## INSTRUCTION
Every entry needs to be reproduced exactly.

## MATERIAL FOR THE TASK

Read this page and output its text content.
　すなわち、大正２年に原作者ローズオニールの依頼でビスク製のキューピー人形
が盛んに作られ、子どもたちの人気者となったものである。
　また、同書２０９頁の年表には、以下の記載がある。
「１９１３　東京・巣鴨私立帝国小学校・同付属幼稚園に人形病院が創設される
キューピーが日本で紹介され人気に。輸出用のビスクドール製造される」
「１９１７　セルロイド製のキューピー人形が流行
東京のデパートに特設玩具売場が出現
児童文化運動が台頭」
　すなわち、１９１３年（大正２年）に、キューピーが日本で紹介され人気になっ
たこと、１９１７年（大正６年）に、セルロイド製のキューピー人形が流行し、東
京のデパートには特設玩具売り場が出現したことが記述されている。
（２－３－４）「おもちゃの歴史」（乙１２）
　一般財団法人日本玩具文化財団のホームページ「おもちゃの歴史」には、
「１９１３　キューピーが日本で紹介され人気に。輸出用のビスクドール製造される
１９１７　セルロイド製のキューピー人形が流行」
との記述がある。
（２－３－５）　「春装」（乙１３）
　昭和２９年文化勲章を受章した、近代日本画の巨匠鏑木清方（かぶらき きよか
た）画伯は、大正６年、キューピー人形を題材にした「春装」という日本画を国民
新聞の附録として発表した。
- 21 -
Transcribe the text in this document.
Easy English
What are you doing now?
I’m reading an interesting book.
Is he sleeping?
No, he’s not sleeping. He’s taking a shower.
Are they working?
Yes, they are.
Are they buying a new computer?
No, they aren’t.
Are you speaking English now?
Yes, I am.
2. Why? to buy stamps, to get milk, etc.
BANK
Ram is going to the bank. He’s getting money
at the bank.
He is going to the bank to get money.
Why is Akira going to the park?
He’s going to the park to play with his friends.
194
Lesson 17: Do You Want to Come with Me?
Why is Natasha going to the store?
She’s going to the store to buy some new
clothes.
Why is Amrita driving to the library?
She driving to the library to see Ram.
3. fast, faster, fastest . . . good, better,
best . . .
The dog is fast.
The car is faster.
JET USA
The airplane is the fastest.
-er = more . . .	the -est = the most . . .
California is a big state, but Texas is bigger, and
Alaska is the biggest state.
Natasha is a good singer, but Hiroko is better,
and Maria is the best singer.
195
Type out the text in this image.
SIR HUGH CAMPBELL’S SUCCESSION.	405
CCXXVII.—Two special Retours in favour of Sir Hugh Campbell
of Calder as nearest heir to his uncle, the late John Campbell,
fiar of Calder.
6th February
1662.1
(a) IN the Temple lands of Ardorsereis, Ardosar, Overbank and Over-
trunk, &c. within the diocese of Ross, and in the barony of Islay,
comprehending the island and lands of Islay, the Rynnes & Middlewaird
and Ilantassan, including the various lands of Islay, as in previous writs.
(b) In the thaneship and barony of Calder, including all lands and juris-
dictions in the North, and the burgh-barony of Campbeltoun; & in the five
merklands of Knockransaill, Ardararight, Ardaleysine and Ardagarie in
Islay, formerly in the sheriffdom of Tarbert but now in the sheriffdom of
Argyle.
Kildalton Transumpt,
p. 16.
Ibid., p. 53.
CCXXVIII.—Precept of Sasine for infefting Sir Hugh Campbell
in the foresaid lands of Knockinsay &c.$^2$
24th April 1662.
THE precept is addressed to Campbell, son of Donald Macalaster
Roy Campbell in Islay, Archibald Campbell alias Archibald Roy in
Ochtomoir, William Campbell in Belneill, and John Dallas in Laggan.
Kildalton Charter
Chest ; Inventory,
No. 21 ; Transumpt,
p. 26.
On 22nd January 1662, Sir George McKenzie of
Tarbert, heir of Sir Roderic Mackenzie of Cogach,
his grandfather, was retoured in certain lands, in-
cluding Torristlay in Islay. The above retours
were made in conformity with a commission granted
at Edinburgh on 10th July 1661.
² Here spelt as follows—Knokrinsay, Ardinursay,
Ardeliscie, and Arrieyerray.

## RESULT BELOW
Read this page and output its text content.
　すなわち、大正２年に原作者ローズオニールの依頼でビスク製のキューピー人形
が盛んに作られ、子どもたちの人気者となったものである。
　また、同書２０９頁の年表には、以下の記載がある。
「１９１３　東京・巣鴨私立帝国小学校・同付属幼稚園に人形病院が創設される
キューピーが日本で紹介され人気に。輸出用のビスクドール製造される」
「１９１７　セルロイド製のキューピー人形が流行
東京のデパートに特設玩具売場が出現
児童文化運動が台頭」
　すなわち、１９１３年（大正２年）に、キューピーが日本で紹介され人気になっ
たこと、１９１７年（大正６年）に、セルロイド製のキューピー人形が流行し、東
京のデパートには特設玩具売り場が出現したことが記述されている。
（２－３－４）「おもちゃの歴史」（乙１２）
　一般財団法人日本玩具文化財団のホームページ「おもちゃの歴史」には、
「１９１３　キューピーが日本で紹介され人気に。輸出用のビスクドール製造される
１９１７　セルロイド製のキューピー人形が流行」
との記述がある。
（２－３－５）　「春装」（乙１３）
　昭和２９年文化勲章を受章した、近代日本画の巨匠鏑木清方（かぶらき きよか
た）画伯は、大正６年、キューピー人形を題材にした「春装」という日本画を国民
新聞の附録として発表した。
- 21 -
Transcribe the text in this document.
Easy English
What are you doing now?
I’m reading an interesting book.
Is he sleeping?
No, he’s not sleeping. He’s taking a shower.
Are they working?
Yes, they are.
Are they buying a new computer?
No, they aren’t.
Are you speaking English now?
Yes, I am.
2. Why? to buy stamps, to get milk, etc.
BANK
Ram is going to the bank. He’s getting money
at the bank.
He is going to the bank to get money.
Why is Akira going to the park?
He’s going to the park to play with his friends.
194
Lesson 17: Do You Want to Come with Me?
Why is Natasha going to the store?
She’s going to the store to buy some new
clothes.
Why is Amrita driving to the library?
She driving to the library to see Ram.
3. fast, faster, fastest . . . good, better,
best . . .
The dog is fast.
The car is faster.
JET USA
The airplane is the fastest.
-er = more . . .	the -est = the most . . .
California is a big state, but Texas is bigger, and
Alaska is the biggest state.
Natasha is a good singer, but Hiroko is better,
and Maria is the best singer.
195
Type out the text in this image.
SIR HUGH CAMPBELL’S SUCCESSION.	405
CCXXVII.—Two special Retours in favour of Sir Hugh Campbell
of Calder as nearest heir to his uncle, the late John Campbell,
fiar of Calder.
6th February
1662.1
(a) IN the Temple lands of Ardorsereis, Ardosar, Overbank and Over-
trunk, &c. within the diocese of Ross, and in the barony of Islay,
comprehending the island and lands of Islay, the Rynnes & Middlewaird
and Ilantassan, including the various lands of Islay, as in previous writs.
(b) In the thaneship and barony of Calder, including all lands and juris-
dictions in the North, and the burgh-barony of Campbeltoun; & in the five
merklands of Knockransaill, Ardararight, Ardaleysine and Ardagarie in
Islay, formerly in the sheriffdom of Tarbert but now in the sheriffdom of
Argyle.
Kildalton Transumpt,
p. 16.
Ibid., p. 53.
CCXXVIII.—Precept of Sasine for infefting Sir Hugh Campbell
in the foresaid lands of Knockinsay &c.$^2$
24th April 1662.
THE precept is addressed to Campbell, son of Donald Macalaster
Roy Campbell in Islay, Archibald Campbell alias Archibald Roy in
Ochtomoir, William Campbell in Belneill, and John Dallas in Laggan.
Kildalton Charter
Chest ; Inventory,
No. 21 ; Transumpt,
p. 26.
On 22nd January 1662, Sir George McKenzie of
Tarbert, heir of Sir Roderic Mackenzie of Cogach,
his grandfather, was retoured in certain lands, in-
cluding Torristlay in Islay. The above retours
were made in conformity with a commission granted
at Edinburgh on 10th July 1661.
² Here spelt as follows—Knokrinsay, Ardinursay,
Ardeliscie, and Arrieyerray.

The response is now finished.